Problem statement: Repeat every record exactly, but keep images out of the copy.

####################

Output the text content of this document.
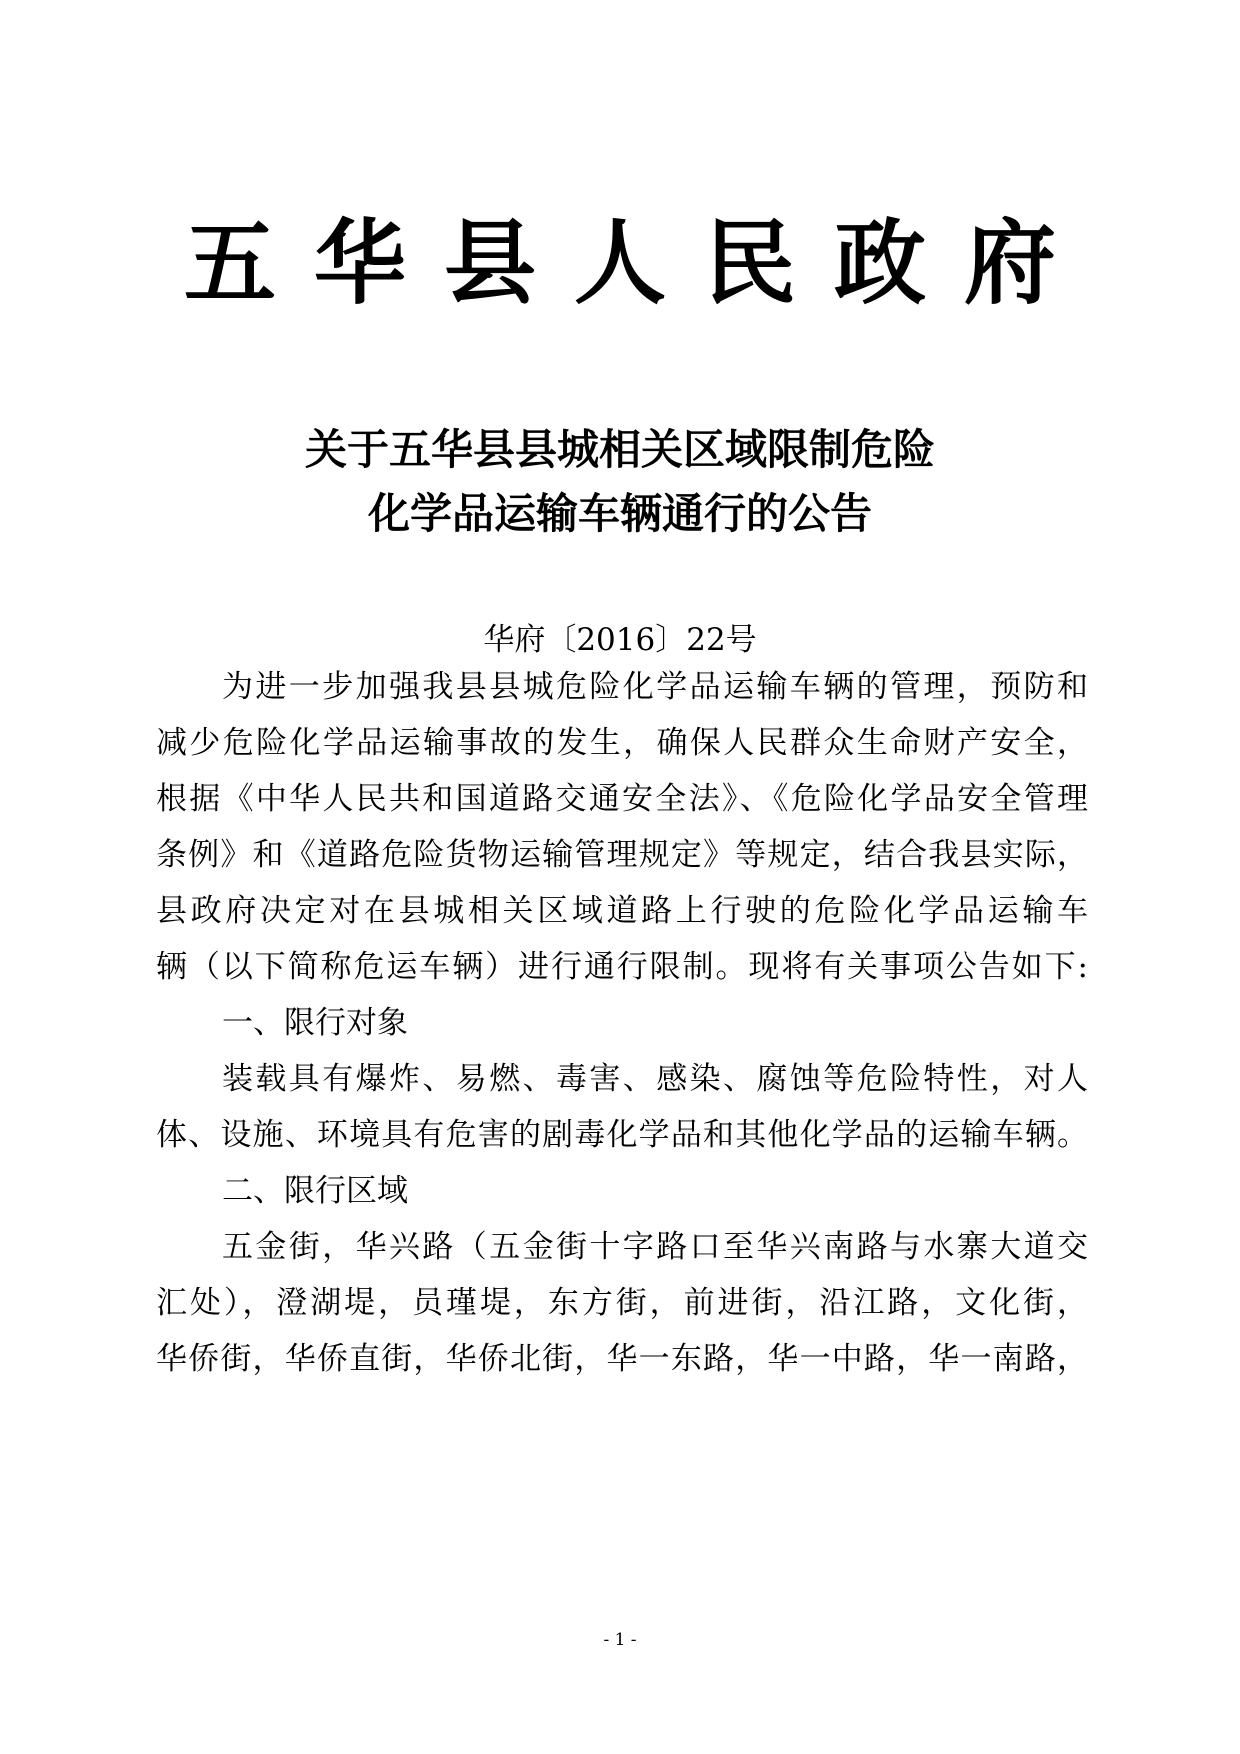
五 华 县 人 民 政 府
关于五华县县城相关区域限制危险
化学品运输车辆通行的公告
华府〔2016〕22号
为进一步加强我县县城危险化学品运输车辆的管理，预防和
减少危险化学品运输事故的发生，确保人民群众生命财产安全，
根据《中华人民共和国道路交通安全法》、《危险化学品安全管理
条例》和《道路危险货物运输管理规定》等规定，结合我县实际，
县政府决定对在县城相关区域道路上行驶的危险化学品运输车
辆（以下简称危运车辆）进行通行限制。现将有关事项公告如下:
一、限行对象
装载具有爆炸、易燃、毒害、感染、腐蚀等危险特性，对人
体、设施、环境具有危害的剧毒化学品和其他化学品的运输车辆。
二、限行区域
五金街，华兴路（五金街十字路口至华兴南路与水寨大道交
汇处），澄湖堤，员瑾堤，东方街，前进街，沿江路，文化街，
华侨街，华侨直街，华侨北街，华一东路，华一中路，华一南路，
- 1 -
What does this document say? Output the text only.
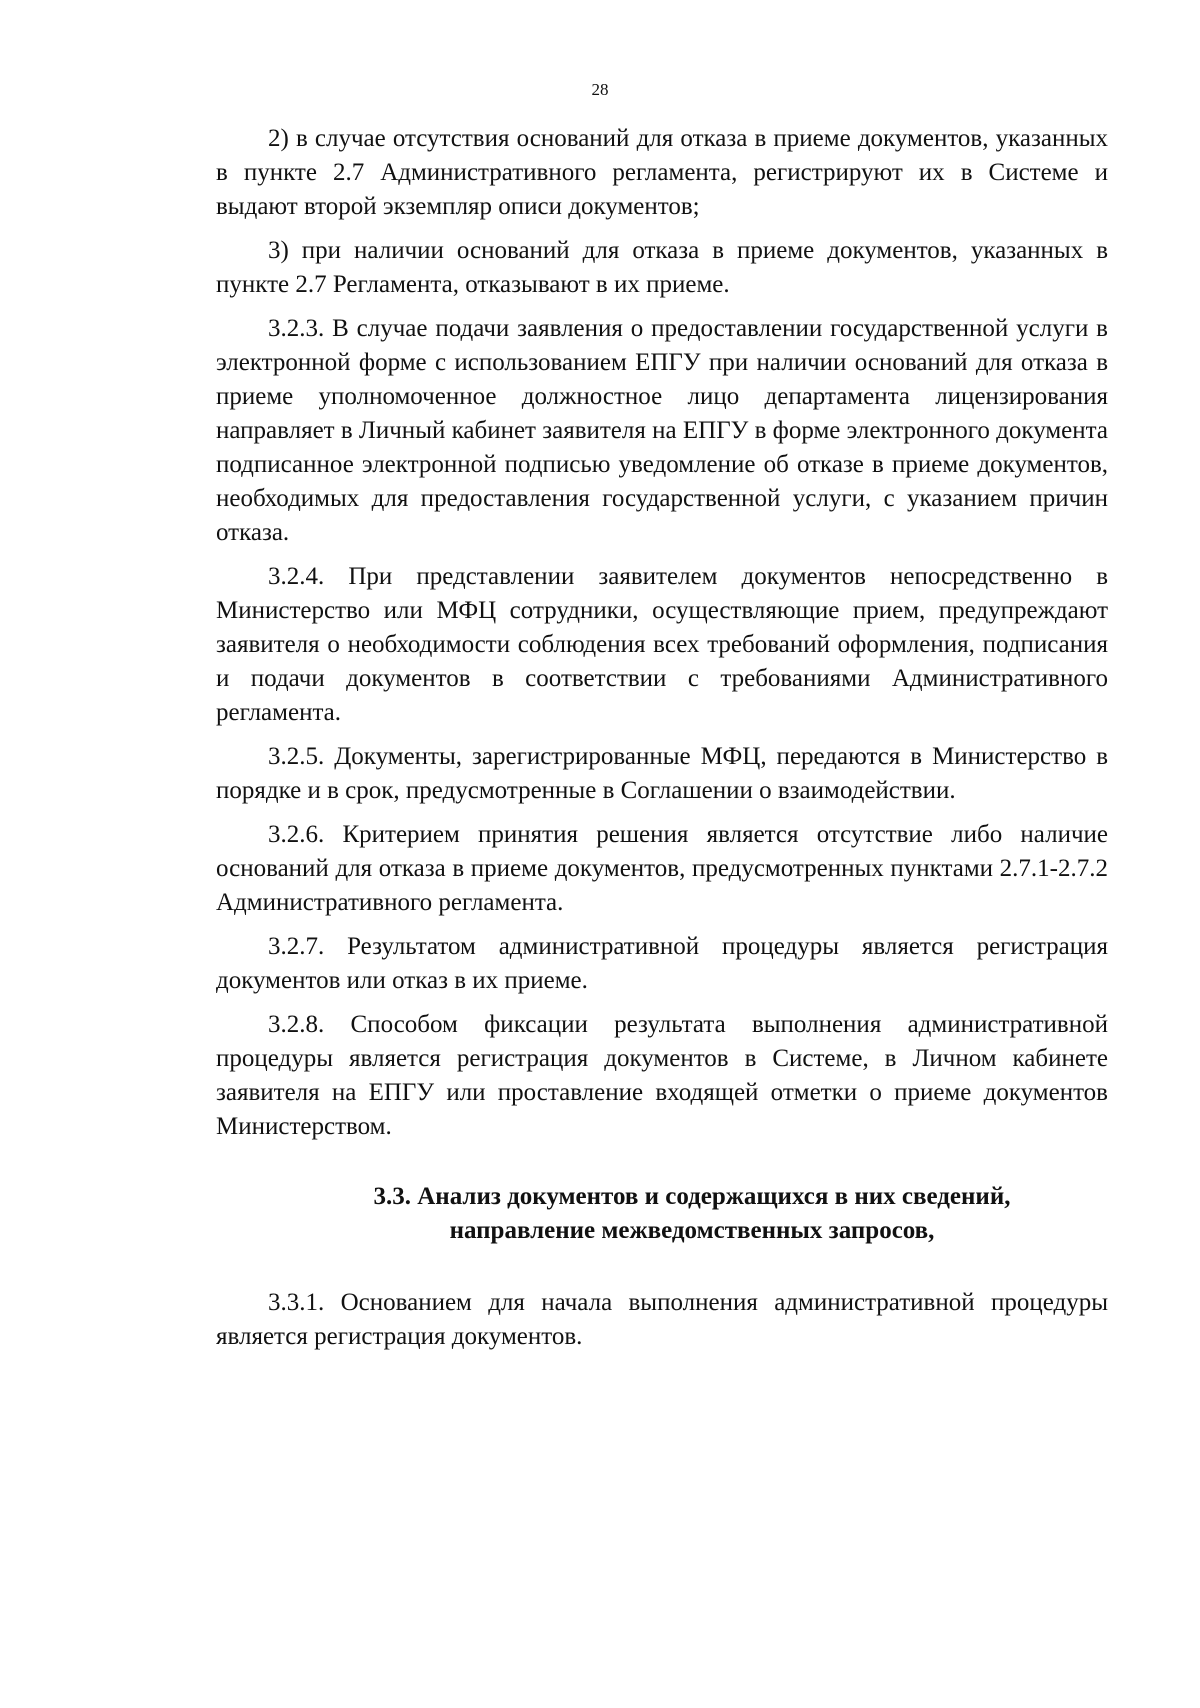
28

2) в случае отсутствия оснований для отказа в приеме документов, указанных в пункте 2.7 Административного регламента, регистрируют их в Системе и выдают второй экземпляр описи документов;

3) при наличии оснований для отказа в приеме документов, указанных в пункте 2.7 Регламента, отказывают в их приеме.

3.2.3. В случае подачи заявления о предоставлении государственной услуги в электронной форме с использованием ЕПГУ при наличии оснований для отказа в приеме уполномоченное должностное лицо департамента лицензирования направляет в Личный кабинет заявителя на ЕПГУ в форме электронного документа подписанное электронной подписью уведомление об отказе в приеме документов, необходимых для предоставления государственной услуги, с указанием причин отказа.

3.2.4. При представлении заявителем документов непосредственно в Министерство или МФЦ сотрудники, осуществляющие прием, предупреждают заявителя о необходимости соблюдения всех требований оформления, подписания и подачи документов в соответствии с требованиями Административного регламента.

3.2.5. Документы, зарегистрированные МФЦ, передаются в Министерство в порядке и в срок, предусмотренные в Соглашении о взаимодействии.

3.2.6. Критерием принятия решения является отсутствие либо наличие оснований для отказа в приеме документов, предусмотренных пунктами 2.7.1-2.7.2 Административного регламента.

3.2.7. Результатом административной процедуры является регистрация документов или отказ в их приеме.

3.2.8. Способом фиксации результата выполнения административной процедуры является регистрация документов в Системе, в Личном кабинете заявителя на ЕПГУ или проставление входящей отметки о приеме документов Министерством.

3.3. Анализ документов и содержащихся в них сведений,
направление межведомственных запросов,

3.3.1. Основанием для начала выполнения административной процедуры является регистрация документов.
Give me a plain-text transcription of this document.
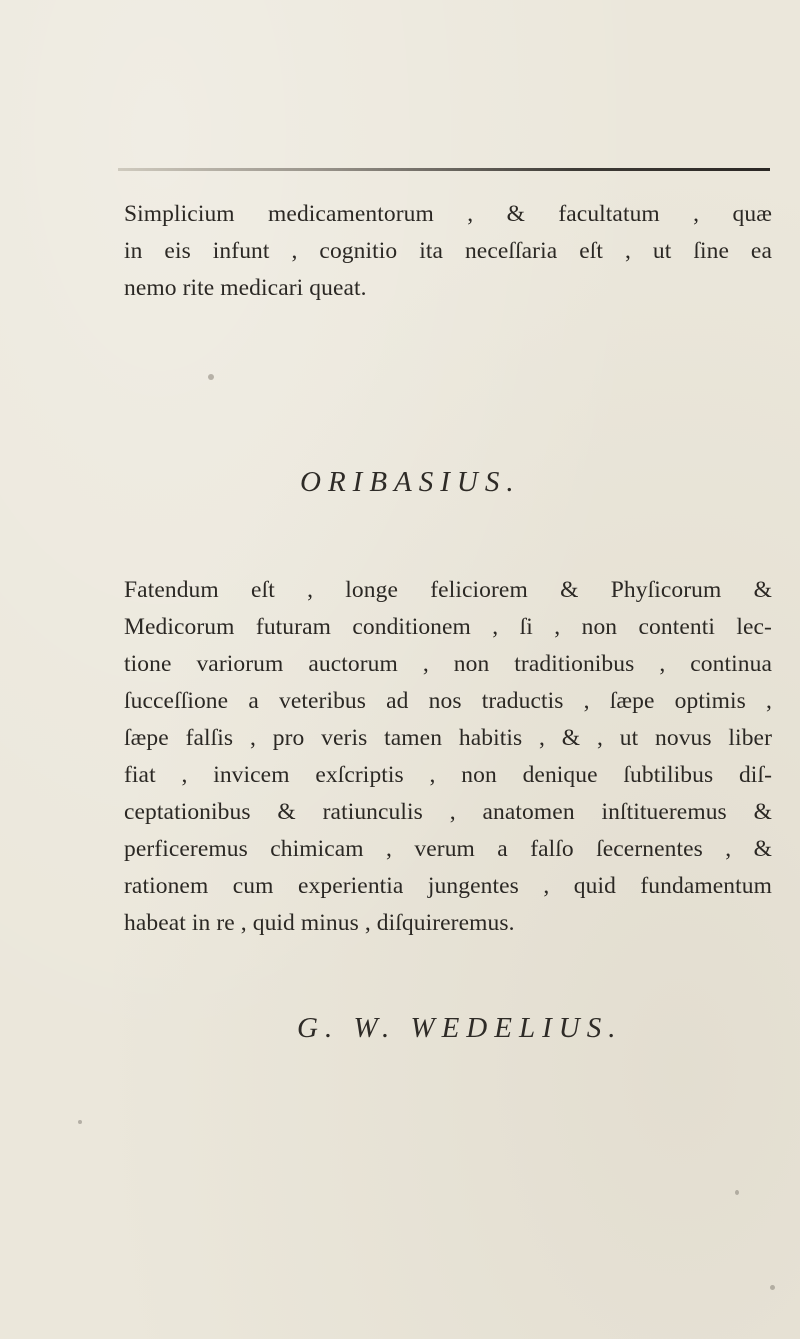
Simplicium medicamentorum , & facultatum , quæ
in eis infunt , cognitio ita neceſſaria eſt , ut ſine ea
nemo rite medicari queat.
ORIBASIUS.
Fatendum eſt , longe feliciorem & Phyſicorum &
Medicorum futuram conditionem , ſi , non contenti lec-
tione variorum auctorum , non traditionibus , continua
ſucceſſione a veteribus ad nos traductis , ſæpe optimis ,
ſæpe falſis , pro veris tamen habitis , & , ut novus liber
fiat , invicem exſcriptis , non denique ſubtilibus diſ-
ceptationibus & ratiunculis , anatomen inſtitueremus &
perficeremus chimicam , verum a falſo ſecernentes , &
rationem cum experientia jungentes , quid fundamentum
habeat in re , quid minus , diſquireremus.
G. W. WEDELIUS.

####################

Reply:
Output the text content of this document.
五 华 县 人 民 政 府
关于五华县县城相关区域限制危险
化学品运输车辆通行的公告
华府〔2016〕22号
为进一步加强我县县城危险化学品运输车辆的管理，预防和
减少危险化学品运输事故的发生，确保人民群众生命财产安全，
根据《中华人民共和国道路交通安全法》、《危险化学品安全管理
条例》和《道路危险货物运输管理规定》等规定，结合我县实际，
县政府决定对在县城相关区域道路上行驶的危险化学品运输车
辆（以下简称危运车辆）进行通行限制。现将有关事项公告如下:
一、限行对象
装载具有爆炸、易燃、毒害、感染、腐蚀等危险特性，对人
体、设施、环境具有危害的剧毒化学品和其他化学品的运输车辆。
二、限行区域
五金街，华兴路（五金街十字路口至华兴南路与水寨大道交
汇处），澄湖堤，员瑾堤，东方街，前进街，沿江路，文化街，
华侨街，华侨直街，华侨北街，华一东路，华一中路，华一南路，
- 1 -
What does this document say? Output the text only.
28

2) в случае отсутствия оснований для отказа в приеме документов, указанных в пункте 2.7 Административного регламента, регистрируют их в Системе и выдают второй экземпляр описи документов;

3) при наличии оснований для отказа в приеме документов, указанных в пункте 2.7 Регламента, отказывают в их приеме.

3.2.3. В случае подачи заявления о предоставлении государственной услуги в электронной форме с использованием ЕПГУ при наличии оснований для отказа в приеме уполномоченное должностное лицо департамента лицензирования направляет в Личный кабинет заявителя на ЕПГУ в форме электронного документа подписанное электронной подписью уведомление об отказе в приеме документов, необходимых для предоставления государственной услуги, с указанием причин отказа.

3.2.4. При представлении заявителем документов непосредственно в Министерство или МФЦ сотрудники, осуществляющие прием, предупреждают заявителя о необходимости соблюдения всех требований оформления, подписания и подачи документов в соответствии с требованиями Административного регламента.

3.2.5. Документы, зарегистрированные МФЦ, передаются в Министерство в порядке и в срок, предусмотренные в Соглашении о взаимодействии.

3.2.6. Критерием принятия решения является отсутствие либо наличие оснований для отказа в приеме документов, предусмотренных пунктами 2.7.1-2.7.2 Административного регламента.

3.2.7. Результатом административной процедуры является регистрация документов или отказ в их приеме.

3.2.8. Способом фиксации результата выполнения административной процедуры является регистрация документов в Системе, в Личном кабинете заявителя на ЕПГУ или проставление входящей отметки о приеме документов Министерством.

3.3. Анализ документов и содержащихся в них сведений,
направление межведомственных запросов,

3.3.1. Основанием для начала выполнения административной процедуры является регистрация документов.
Give me a plain-text transcription of this document.
Simplicium medicamentorum , & facultatum , quæ
in eis infunt , cognitio ita neceſſaria eſt , ut ſine ea
nemo rite medicari queat.
ORIBASIUS.
Fatendum eſt , longe feliciorem & Phyſicorum &
Medicorum futuram conditionem , ſi , non contenti lec-
tione variorum auctorum , non traditionibus , continua
ſucceſſione a veteribus ad nos traductis , ſæpe optimis ,
ſæpe falſis , pro veris tamen habitis , & , ut novus liber
fiat , invicem exſcriptis , non denique ſubtilibus diſ-
ceptationibus & ratiunculis , anatomen inſtitueremus &
perficeremus chimicam , verum a falſo ſecernentes , &
rationem cum experientia jungentes , quid fundamentum
habeat in re , quid minus , diſquireremus.
G. W. WEDELIUS.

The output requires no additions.